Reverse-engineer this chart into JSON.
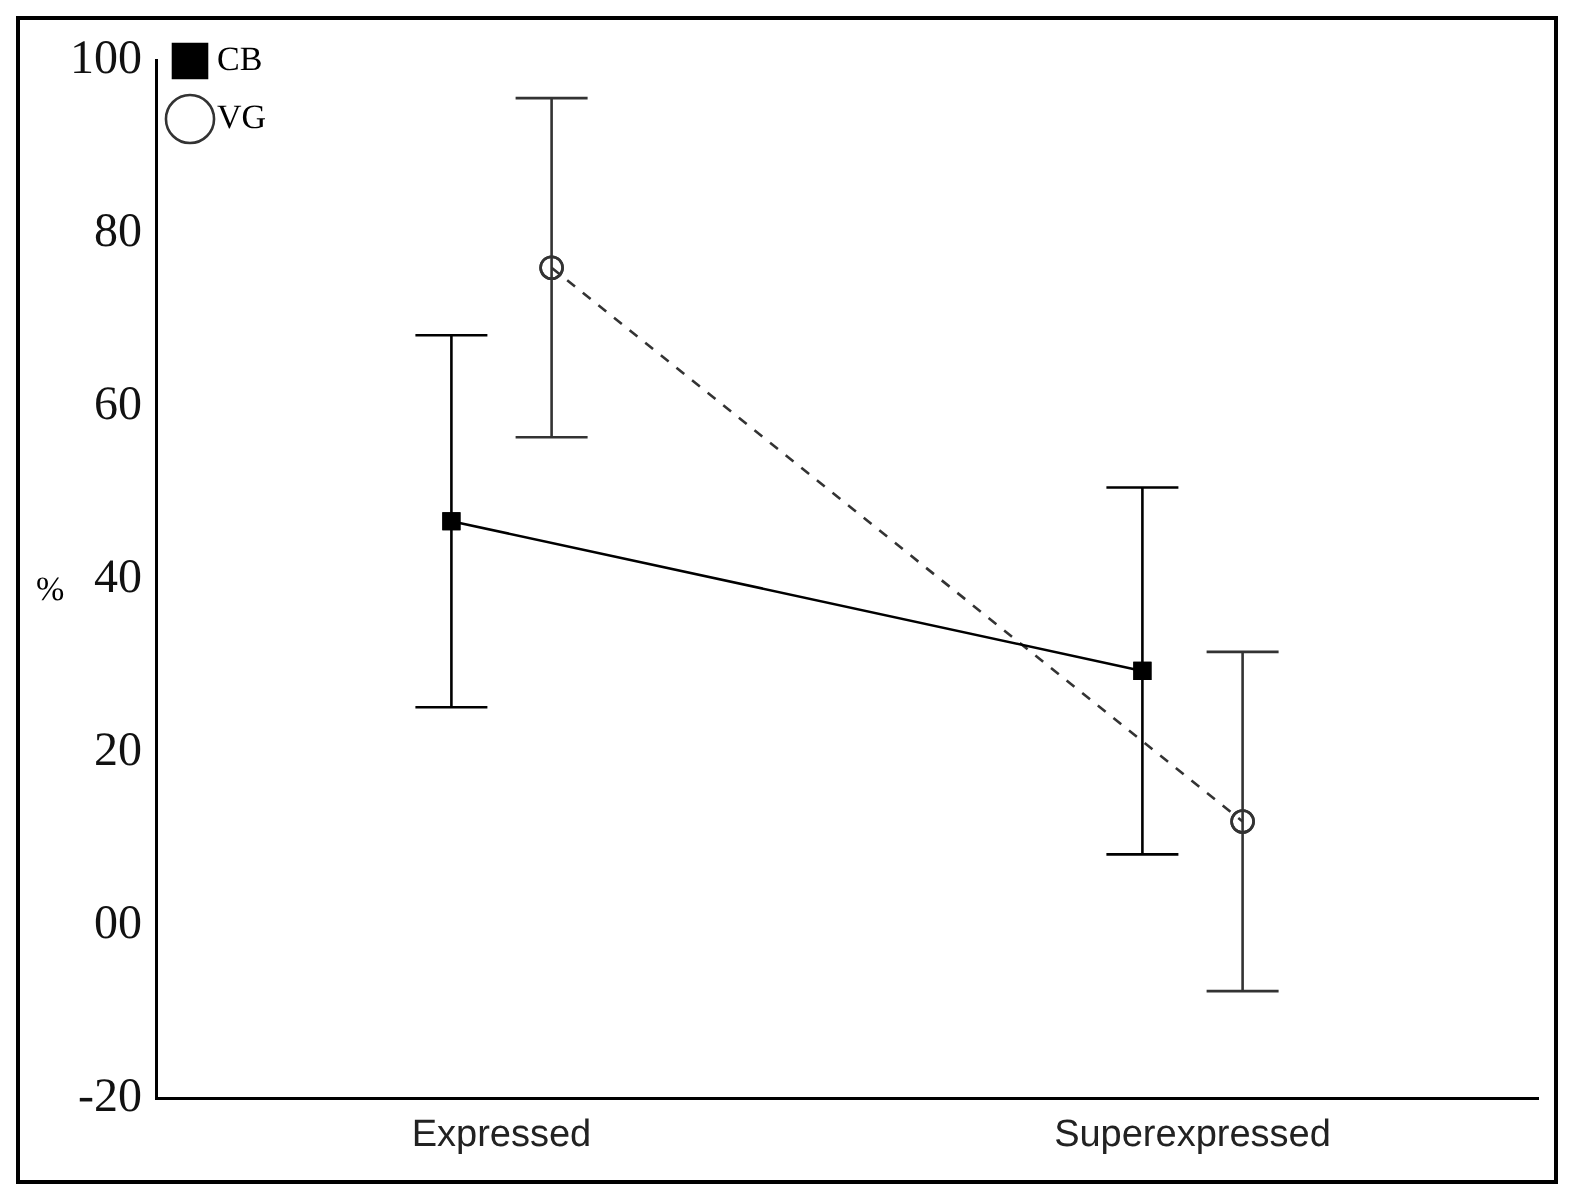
{
  "chart_data": {
    "type": "line",
    "ylabel": "%",
    "categories": [
      "Expressed",
      "Superexpressed"
    ],
    "series": [
      {
        "name": "CB",
        "color": "#000000",
        "values": [
          46.7,
          29.4
        ],
        "errors": [
          21.5,
          21.2
        ],
        "marker": "square",
        "line_style": "solid"
      },
      {
        "name": "VG",
        "color": "#333333",
        "values": [
          76.0,
          12.0
        ],
        "errors": [
          19.6,
          19.6
        ],
        "marker": "circle",
        "line_style": "dashed"
      }
    ],
    "ylim": [
      -20,
      100
    ],
    "yticks": [
      -20,
      {
        "value": 0,
        "label": "00"
      },
      20,
      40,
      60,
      80,
      100
    ],
    "grid": false,
    "legend": "top left"
  }
}
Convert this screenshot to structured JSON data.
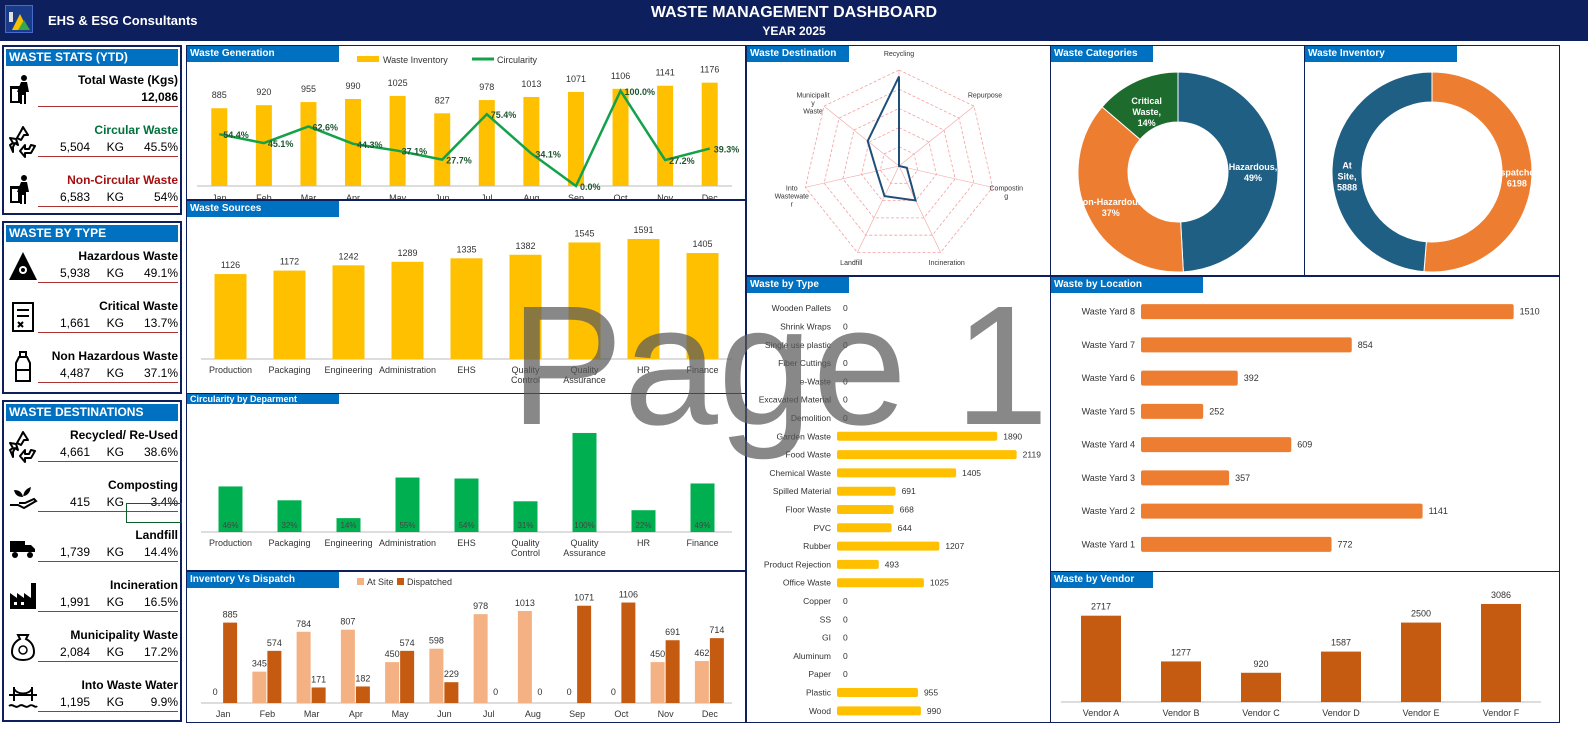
{
  "header": {
    "brand": "EHS & ESG Consultants",
    "title": "WASTE MANAGEMENT DASHBOARD",
    "year": "YEAR 2025",
    "watermark": "Page 1"
  },
  "waste_stats": {
    "title": "WASTE STATS (YTD)",
    "total_label": "Total Waste (Kgs)",
    "total_value": "12,086",
    "items": [
      {
        "label": "Circular Waste",
        "value": "5,504",
        "unit": "KG",
        "pct": "45.5%",
        "color": "#00703c",
        "icon": "recycle-icon"
      },
      {
        "label": "Non-Circular Waste",
        "value": "6,583",
        "unit": "KG",
        "pct": "54%",
        "color": "#a50f0f",
        "icon": "trash-person-icon"
      }
    ]
  },
  "waste_by_type": {
    "title": "WASTE BY TYPE",
    "items": [
      {
        "label": "Hazardous Waste",
        "value": "5,938",
        "unit": "KG",
        "pct": "49.1%",
        "icon": "biohazard-icon"
      },
      {
        "label": "Critical Waste",
        "value": "1,661",
        "unit": "KG",
        "pct": "13.7%",
        "icon": "document-icon"
      },
      {
        "label": "Non Hazardous Waste",
        "value": "4,487",
        "unit": "KG",
        "pct": "37.1%",
        "icon": "bottle-icon"
      }
    ]
  },
  "waste_destinations": {
    "title": "WASTE DESTINATIONS",
    "items": [
      {
        "label": "Recycled/ Re-Used",
        "value": "4,661",
        "unit": "KG",
        "pct": "38.6%",
        "icon": "recycle-icon"
      },
      {
        "label": "Composting",
        "value": "415",
        "unit": "KG",
        "pct": "3.4%",
        "icon": "plant-hand-icon"
      },
      {
        "label": "Landfill",
        "value": "1,739",
        "unit": "KG",
        "pct": "14.4%",
        "icon": "dump-truck-icon"
      },
      {
        "label": "Incineration",
        "value": "1,991",
        "unit": "KG",
        "pct": "16.5%",
        "icon": "factory-icon"
      },
      {
        "label": "Municipality Waste",
        "value": "2,084",
        "unit": "KG",
        "pct": "17.2%",
        "icon": "garbage-bag-icon"
      },
      {
        "label": "Into Waste Water",
        "value": "1,195",
        "unit": "KG",
        "pct": "9.9%",
        "icon": "bridge-water-icon"
      }
    ]
  },
  "chart_data": [
    {
      "id": "waste_generation",
      "type": "bar",
      "title": "Waste Generation",
      "categories": [
        "Jan",
        "Feb",
        "Mar",
        "Apr",
        "May",
        "Jun",
        "Jul",
        "Aug",
        "Sep",
        "Oct",
        "Nov",
        "Dec"
      ],
      "series": [
        {
          "name": "Waste Inventory",
          "type": "bar",
          "values": [
            885,
            920,
            955,
            990,
            1025,
            827,
            978,
            1013,
            1071,
            1106,
            1141,
            1176
          ],
          "color": "#ffc000"
        },
        {
          "name": "Circularity",
          "type": "line",
          "values": [
            54.4,
            45.1,
            62.6,
            44.3,
            37.1,
            27.7,
            75.4,
            34.1,
            0.0,
            100.0,
            27.2,
            39.3
          ],
          "labels": [
            "54.4%",
            "45.1%",
            "62.6%",
            "44.3%",
            "37.1%",
            "27.7%",
            "75.4%",
            "34.1%",
            "0.0%",
            "100.0%",
            "27.2%",
            "39.3%"
          ],
          "color": "#13a14a"
        }
      ],
      "ylim": [
        0,
        1300
      ],
      "y2lim": [
        0,
        120
      ],
      "legend": "top"
    },
    {
      "id": "waste_sources",
      "type": "bar",
      "title": "Waste Sources",
      "categories": [
        "Production",
        "Packaging",
        "Engineering",
        "Administration",
        "EHS",
        "Quality Control",
        "Quality Assurance",
        "HR",
        "Finance"
      ],
      "values": [
        1126,
        1172,
        1242,
        1289,
        1335,
        1382,
        1545,
        1591,
        1405
      ],
      "color": "#ffc000",
      "ylim": [
        0,
        1750
      ]
    },
    {
      "id": "circularity_by_department",
      "type": "bar",
      "title": "Circularity by Deparment",
      "categories": [
        "Production",
        "Packaging",
        "Engineering",
        "Administration",
        "EHS",
        "Quality Control",
        "Quality Assurance",
        "HR",
        "Finance"
      ],
      "values": [
        46,
        32,
        14,
        55,
        54,
        31,
        100,
        22,
        49
      ],
      "labels": [
        "46%",
        "32%",
        "14%",
        "55%",
        "54%",
        "31%",
        "100%",
        "22%",
        "49%"
      ],
      "color": "#00b050",
      "ylim": [
        0,
        105
      ]
    },
    {
      "id": "inventory_vs_dispatch",
      "type": "bar",
      "title": "Inventory Vs Dispatch",
      "categories": [
        "Jan",
        "Feb",
        "Mar",
        "Apr",
        "May",
        "Jun",
        "Jul",
        "Aug",
        "Sep",
        "Oct",
        "Nov",
        "Dec"
      ],
      "series": [
        {
          "name": "At Site",
          "values": [
            0,
            345,
            784,
            807,
            450,
            598,
            978,
            1013,
            0,
            0,
            450,
            462
          ],
          "color": "#f4b183"
        },
        {
          "name": "Dispatched",
          "values": [
            885,
            574,
            171,
            182,
            574,
            229,
            0,
            0,
            1071,
            1106,
            691,
            714
          ],
          "color": "#c55a11"
        }
      ],
      "ylim": [
        0,
        1200
      ],
      "legend": "top"
    },
    {
      "id": "waste_destination",
      "type": "radar",
      "title": "Waste Destination",
      "axes": [
        "Recycling",
        "Repurpose",
        "Composting",
        "Incineration",
        "Landfill",
        "Into Wastewater",
        "Municipality Waste"
      ],
      "axis_labels": [
        "Recycling",
        "Repurpose",
        "Compostin g",
        "Incineration",
        "Landfill",
        "Into Wastewate r",
        "Municipalit y Waste"
      ],
      "values": [
        4661,
        0,
        415,
        1991,
        1739,
        1195,
        2084
      ],
      "rmax": 5000,
      "color": "#1f4e79"
    },
    {
      "id": "waste_categories",
      "type": "pie",
      "title": "Waste Categories",
      "slices": [
        {
          "label": "Hazardous, 49%",
          "value": 49.1,
          "color": "#1f5f84"
        },
        {
          "label": "Non-Hazardous, 37%",
          "value": 37.1,
          "color": "#ed7d31"
        },
        {
          "label": "Critical Waste, 14%",
          "value": 13.7,
          "color": "#1e6b2e"
        }
      ]
    },
    {
      "id": "waste_inventory",
      "type": "pie",
      "title": "Waste Inventory",
      "slices": [
        {
          "label": "Dispatched, 6198",
          "value": 6198,
          "color": "#ed7d31"
        },
        {
          "label": "At Site, 5888",
          "value": 5888,
          "color": "#1f5f84"
        }
      ]
    },
    {
      "id": "waste_by_type",
      "type": "bar",
      "orientation": "horizontal",
      "title": "Waste by Type",
      "categories": [
        "Wooden Pallets",
        "Shrink Wraps",
        "Single use plastic",
        "Fiber Cuttings",
        "e-Waste",
        "Excavated Material",
        "Demolition",
        "Garden Waste",
        "Food Waste",
        "Chemical Waste",
        "Spilled Material",
        "Floor Waste",
        "PVC",
        "Rubber",
        "Product Rejection",
        "Office Waste",
        "Copper",
        "SS",
        "GI",
        "Aluminum",
        "Paper",
        "Plastic",
        "Wood"
      ],
      "values": [
        0,
        0,
        0,
        0,
        0,
        0,
        0,
        1890,
        2119,
        1405,
        691,
        668,
        644,
        1207,
        493,
        1025,
        0,
        0,
        0,
        0,
        0,
        955,
        990
      ],
      "color": "#ffc000",
      "xlim": [
        0,
        2300
      ]
    },
    {
      "id": "waste_by_location",
      "type": "bar",
      "orientation": "horizontal",
      "title": "Waste by Location",
      "categories": [
        "Waste Yard 8",
        "Waste Yard 7",
        "Waste Yard 6",
        "Waste Yard 5",
        "Waste Yard 4",
        "Waste Yard 3",
        "Waste Yard 2",
        "Waste Yard 1"
      ],
      "values": [
        1510,
        854,
        392,
        252,
        609,
        357,
        1141,
        772
      ],
      "color": "#ed7d31",
      "xlim": [
        0,
        1560
      ]
    },
    {
      "id": "waste_by_vendor",
      "type": "bar",
      "title": "Waste by Vendor",
      "categories": [
        "Vendor A",
        "Vendor B",
        "Vendor C",
        "Vendor D",
        "Vendor E",
        "Vendor F"
      ],
      "values": [
        2717,
        1277,
        920,
        1587,
        2500,
        3086
      ],
      "color": "#c55a11",
      "ylim": [
        0,
        3400
      ]
    }
  ]
}
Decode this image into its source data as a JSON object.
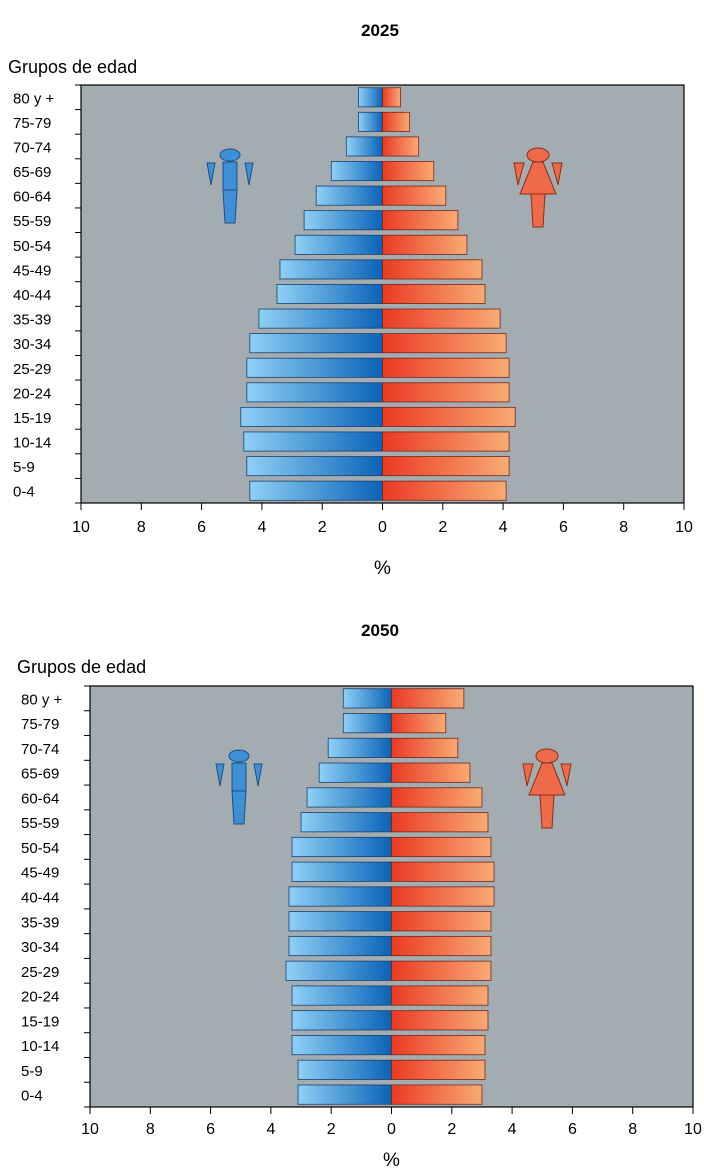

Task goal:
Take every line above carrying "this" and return it.

Complete response:
Reverse-engineer this chart into JSON.
Convert this screenshot to structured JSON data.
Decode this image into its source data as a JSON object.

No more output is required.